EXERCISE DIRECTIONS - Print the records below exactly as they appear.

MATERIALS PROVIDED -
++++++++
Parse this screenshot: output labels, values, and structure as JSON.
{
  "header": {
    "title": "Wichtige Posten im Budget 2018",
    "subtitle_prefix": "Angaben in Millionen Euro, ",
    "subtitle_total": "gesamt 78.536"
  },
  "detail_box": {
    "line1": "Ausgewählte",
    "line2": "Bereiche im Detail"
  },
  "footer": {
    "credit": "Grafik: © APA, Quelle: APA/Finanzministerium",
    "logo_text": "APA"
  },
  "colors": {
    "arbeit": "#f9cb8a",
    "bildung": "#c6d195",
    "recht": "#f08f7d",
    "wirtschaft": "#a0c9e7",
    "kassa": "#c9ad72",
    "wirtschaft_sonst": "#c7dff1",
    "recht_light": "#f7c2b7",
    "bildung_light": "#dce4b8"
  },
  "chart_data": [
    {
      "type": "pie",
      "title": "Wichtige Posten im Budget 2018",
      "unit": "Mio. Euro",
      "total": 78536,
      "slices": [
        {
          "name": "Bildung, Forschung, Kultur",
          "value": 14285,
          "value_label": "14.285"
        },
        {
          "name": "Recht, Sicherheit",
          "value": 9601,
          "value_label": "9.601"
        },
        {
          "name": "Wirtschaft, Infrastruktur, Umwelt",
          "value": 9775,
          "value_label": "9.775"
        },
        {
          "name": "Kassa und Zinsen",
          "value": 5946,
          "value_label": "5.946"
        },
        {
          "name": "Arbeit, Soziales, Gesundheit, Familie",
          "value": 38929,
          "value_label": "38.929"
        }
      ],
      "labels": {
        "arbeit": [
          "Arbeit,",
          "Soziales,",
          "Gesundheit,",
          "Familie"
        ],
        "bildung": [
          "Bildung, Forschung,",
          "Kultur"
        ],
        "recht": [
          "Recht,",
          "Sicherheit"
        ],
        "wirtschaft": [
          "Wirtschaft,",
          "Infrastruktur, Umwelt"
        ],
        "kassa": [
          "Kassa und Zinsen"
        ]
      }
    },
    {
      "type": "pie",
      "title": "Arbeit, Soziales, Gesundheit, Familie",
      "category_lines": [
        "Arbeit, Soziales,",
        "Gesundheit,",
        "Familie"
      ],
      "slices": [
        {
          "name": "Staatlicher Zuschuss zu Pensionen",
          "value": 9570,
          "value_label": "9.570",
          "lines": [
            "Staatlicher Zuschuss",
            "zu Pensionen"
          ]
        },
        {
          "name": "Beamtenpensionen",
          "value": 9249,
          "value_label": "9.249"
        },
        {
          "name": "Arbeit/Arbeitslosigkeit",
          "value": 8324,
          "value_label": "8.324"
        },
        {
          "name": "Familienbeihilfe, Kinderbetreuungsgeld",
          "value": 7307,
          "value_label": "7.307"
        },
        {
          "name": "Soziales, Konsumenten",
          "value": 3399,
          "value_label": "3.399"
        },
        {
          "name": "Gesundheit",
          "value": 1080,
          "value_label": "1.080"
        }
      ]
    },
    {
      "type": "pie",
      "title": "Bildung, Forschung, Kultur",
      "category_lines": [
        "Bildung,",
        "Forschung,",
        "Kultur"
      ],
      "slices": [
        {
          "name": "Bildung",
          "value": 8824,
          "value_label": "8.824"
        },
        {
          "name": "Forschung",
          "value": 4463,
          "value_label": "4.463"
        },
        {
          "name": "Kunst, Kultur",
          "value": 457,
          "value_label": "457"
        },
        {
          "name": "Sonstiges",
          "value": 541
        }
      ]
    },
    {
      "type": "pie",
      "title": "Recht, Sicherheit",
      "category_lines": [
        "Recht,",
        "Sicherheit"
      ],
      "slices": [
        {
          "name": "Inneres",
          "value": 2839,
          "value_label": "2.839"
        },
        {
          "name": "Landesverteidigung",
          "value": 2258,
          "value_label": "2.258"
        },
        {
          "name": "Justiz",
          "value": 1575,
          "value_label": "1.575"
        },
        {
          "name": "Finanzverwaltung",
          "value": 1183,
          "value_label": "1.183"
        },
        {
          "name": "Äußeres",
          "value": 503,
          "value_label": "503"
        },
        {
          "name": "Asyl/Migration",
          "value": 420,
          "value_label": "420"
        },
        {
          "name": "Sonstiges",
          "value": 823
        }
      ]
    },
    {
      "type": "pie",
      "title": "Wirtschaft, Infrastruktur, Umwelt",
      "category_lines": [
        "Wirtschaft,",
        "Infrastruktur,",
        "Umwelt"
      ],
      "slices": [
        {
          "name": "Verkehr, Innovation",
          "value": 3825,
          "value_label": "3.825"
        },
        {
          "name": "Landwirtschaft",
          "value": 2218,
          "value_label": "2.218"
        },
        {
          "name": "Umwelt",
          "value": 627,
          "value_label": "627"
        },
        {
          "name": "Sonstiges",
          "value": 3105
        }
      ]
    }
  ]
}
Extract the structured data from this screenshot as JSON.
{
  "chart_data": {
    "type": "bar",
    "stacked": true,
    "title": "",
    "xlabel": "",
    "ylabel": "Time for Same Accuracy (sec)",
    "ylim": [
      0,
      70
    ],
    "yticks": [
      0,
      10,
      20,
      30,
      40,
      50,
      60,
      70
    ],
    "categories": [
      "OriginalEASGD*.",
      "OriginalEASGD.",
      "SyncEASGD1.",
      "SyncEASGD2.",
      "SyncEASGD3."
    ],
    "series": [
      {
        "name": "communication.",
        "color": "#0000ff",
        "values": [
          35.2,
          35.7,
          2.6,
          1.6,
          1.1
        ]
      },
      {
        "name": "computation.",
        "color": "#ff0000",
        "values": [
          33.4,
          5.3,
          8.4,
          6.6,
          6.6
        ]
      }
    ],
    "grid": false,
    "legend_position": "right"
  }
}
++++++++
ANSWER FOR THE TASK -
Parse this screenshot: output labels, values, and structure as JSON.
{
  "header": {
    "title": "Wichtige Posten im Budget 2018",
    "subtitle_prefix": "Angaben in Millionen Euro, ",
    "subtitle_total": "gesamt 78.536"
  },
  "detail_box": {
    "line1": "Ausgewählte",
    "line2": "Bereiche im Detail"
  },
  "footer": {
    "credit": "Grafik: © APA, Quelle: APA/Finanzministerium",
    "logo_text": "APA"
  },
  "colors": {
    "arbeit": "#f9cb8a",
    "bildung": "#c6d195",
    "recht": "#f08f7d",
    "wirtschaft": "#a0c9e7",
    "kassa": "#c9ad72",
    "wirtschaft_sonst": "#c7dff1",
    "recht_light": "#f7c2b7",
    "bildung_light": "#dce4b8"
  },
  "chart_data": [
    {
      "type": "pie",
      "title": "Wichtige Posten im Budget 2018",
      "unit": "Mio. Euro",
      "total": 78536,
      "slices": [
        {
          "name": "Bildung, Forschung, Kultur",
          "value": 14285,
          "value_label": "14.285"
        },
        {
          "name": "Recht, Sicherheit",
          "value": 9601,
          "value_label": "9.601"
        },
        {
          "name": "Wirtschaft, Infrastruktur, Umwelt",
          "value": 9775,
          "value_label": "9.775"
        },
        {
          "name": "Kassa und Zinsen",
          "value": 5946,
          "value_label": "5.946"
        },
        {
          "name": "Arbeit, Soziales, Gesundheit, Familie",
          "value": 38929,
          "value_label": "38.929"
        }
      ],
      "labels": {
        "arbeit": [
          "Arbeit,",
          "Soziales,",
          "Gesundheit,",
          "Familie"
        ],
        "bildung": [
          "Bildung, Forschung,",
          "Kultur"
        ],
        "recht": [
          "Recht,",
          "Sicherheit"
        ],
        "wirtschaft": [
          "Wirtschaft,",
          "Infrastruktur, Umwelt"
        ],
        "kassa": [
          "Kassa und Zinsen"
        ]
      }
    },
    {
      "type": "pie",
      "title": "Arbeit, Soziales, Gesundheit, Familie",
      "category_lines": [
        "Arbeit, Soziales,",
        "Gesundheit,",
        "Familie"
      ],
      "slices": [
        {
          "name": "Staatlicher Zuschuss zu Pensionen",
          "value": 9570,
          "value_label": "9.570",
          "lines": [
            "Staatlicher Zuschuss",
            "zu Pensionen"
          ]
        },
        {
          "name": "Beamtenpensionen",
          "value": 9249,
          "value_label": "9.249"
        },
        {
          "name": "Arbeit/Arbeitslosigkeit",
          "value": 8324,
          "value_label": "8.324"
        },
        {
          "name": "Familienbeihilfe, Kinderbetreuungsgeld",
          "value": 7307,
          "value_label": "7.307"
        },
        {
          "name": "Soziales, Konsumenten",
          "value": 3399,
          "value_label": "3.399"
        },
        {
          "name": "Gesundheit",
          "value": 1080,
          "value_label": "1.080"
        }
      ]
    },
    {
      "type": "pie",
      "title": "Bildung, Forschung, Kultur",
      "category_lines": [
        "Bildung,",
        "Forschung,",
        "Kultur"
      ],
      "slices": [
        {
          "name": "Bildung",
          "value": 8824,
          "value_label": "8.824"
        },
        {
          "name": "Forschung",
          "value": 4463,
          "value_label": "4.463"
        },
        {
          "name": "Kunst, Kultur",
          "value": 457,
          "value_label": "457"
        },
        {
          "name": "Sonstiges",
          "value": 541
        }
      ]
    },
    {
      "type": "pie",
      "title": "Recht, Sicherheit",
      "category_lines": [
        "Recht,",
        "Sicherheit"
      ],
      "slices": [
        {
          "name": "Inneres",
          "value": 2839,
          "value_label": "2.839"
        },
        {
          "name": "Landesverteidigung",
          "value": 2258,
          "value_label": "2.258"
        },
        {
          "name": "Justiz",
          "value": 1575,
          "value_label": "1.575"
        },
        {
          "name": "Finanzverwaltung",
          "value": 1183,
          "value_label": "1.183"
        },
        {
          "name": "Äußeres",
          "value": 503,
          "value_label": "503"
        },
        {
          "name": "Asyl/Migration",
          "value": 420,
          "value_label": "420"
        },
        {
          "name": "Sonstiges",
          "value": 823
        }
      ]
    },
    {
      "type": "pie",
      "title": "Wirtschaft, Infrastruktur, Umwelt",
      "category_lines": [
        "Wirtschaft,",
        "Infrastruktur,",
        "Umwelt"
      ],
      "slices": [
        {
          "name": "Verkehr, Innovation",
          "value": 3825,
          "value_label": "3.825"
        },
        {
          "name": "Landwirtschaft",
          "value": 2218,
          "value_label": "2.218"
        },
        {
          "name": "Umwelt",
          "value": 627,
          "value_label": "627"
        },
        {
          "name": "Sonstiges",
          "value": 3105
        }
      ]
    }
  ]
}
Extract the structured data from this screenshot as JSON.
{
  "chart_data": {
    "type": "bar",
    "stacked": true,
    "title": "",
    "xlabel": "",
    "ylabel": "Time for Same Accuracy (sec)",
    "ylim": [
      0,
      70
    ],
    "yticks": [
      0,
      10,
      20,
      30,
      40,
      50,
      60,
      70
    ],
    "categories": [
      "OriginalEASGD*.",
      "OriginalEASGD.",
      "SyncEASGD1.",
      "SyncEASGD2.",
      "SyncEASGD3."
    ],
    "series": [
      {
        "name": "communication.",
        "color": "#0000ff",
        "values": [
          35.2,
          35.7,
          2.6,
          1.6,
          1.1
        ]
      },
      {
        "name": "computation.",
        "color": "#ff0000",
        "values": [
          33.4,
          5.3,
          8.4,
          6.6,
          6.6
        ]
      }
    ],
    "grid": false,
    "legend_position": "right"
  }
}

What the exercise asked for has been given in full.